** start of Data lines **

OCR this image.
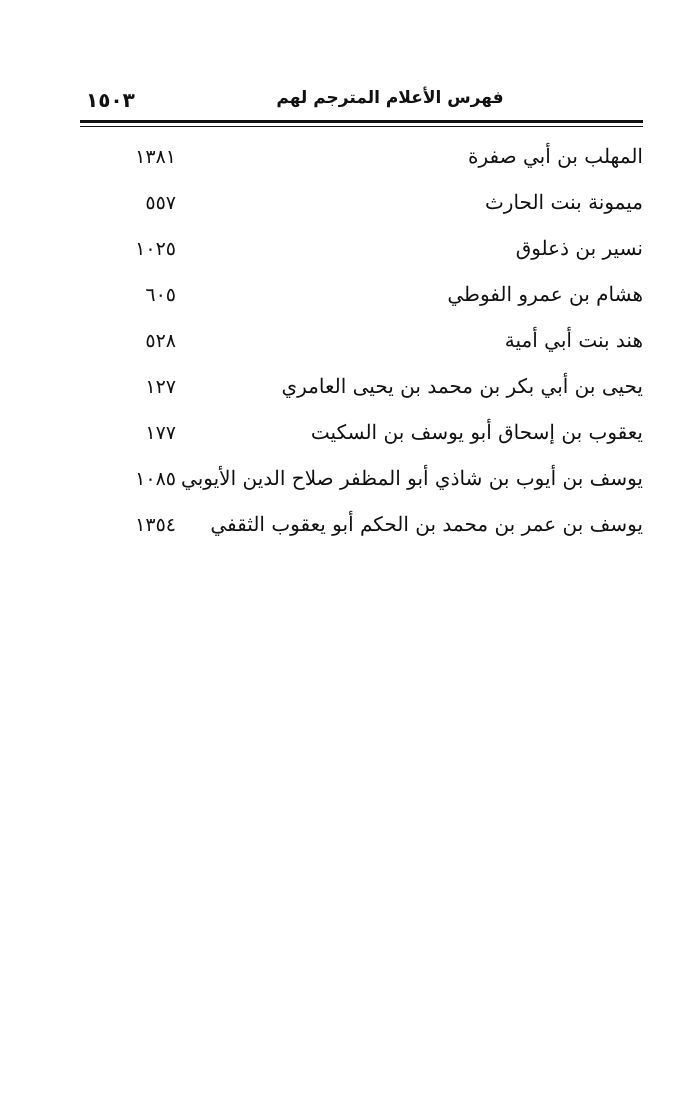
١٥٠٣	فهرس الأعلام المترجم لهم
المهلب بن أبي صفرة
١٣٨١
ميمونة بنت الحارث
٥٥٧
نسير بن ذعلوق
١٠٢٥
هشام بن عمرو الفوطي
٦٠٥
هند بنت أبي أمية
٥٢٨
يحيى بن أبي بكر بن محمد بن يحيى العامري
١٢٧
يعقوب بن إسحاق أبو يوسف بن السكيت
١٧٧
يوسف بن أيوب بن شاذي أبو المظفر صلاح الدين الأيوبي
١٠٨٥
يوسف بن عمر بن محمد بن الحكم أبو يعقوب الثقفي
١٣٥٤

** end of Data lines **

» Exercise objective
Please repeat the entries exactly. Do not include the pictures.

» Solution
OCR this image.
١٥٠٣	فهرس الأعلام المترجم لهم
المهلب بن أبي صفرة
١٣٨١
ميمونة بنت الحارث
٥٥٧
نسير بن ذعلوق
١٠٢٥
هشام بن عمرو الفوطي
٦٠٥
هند بنت أبي أمية
٥٢٨
يحيى بن أبي بكر بن محمد بن يحيى العامري
١٢٧
يعقوب بن إسحاق أبو يوسف بن السكيت
١٧٧
يوسف بن أيوب بن شاذي أبو المظفر صلاح الدين الأيوبي
١٠٨٥
يوسف بن عمر بن محمد بن الحكم أبو يعقوب الثقفي
١٣٥٤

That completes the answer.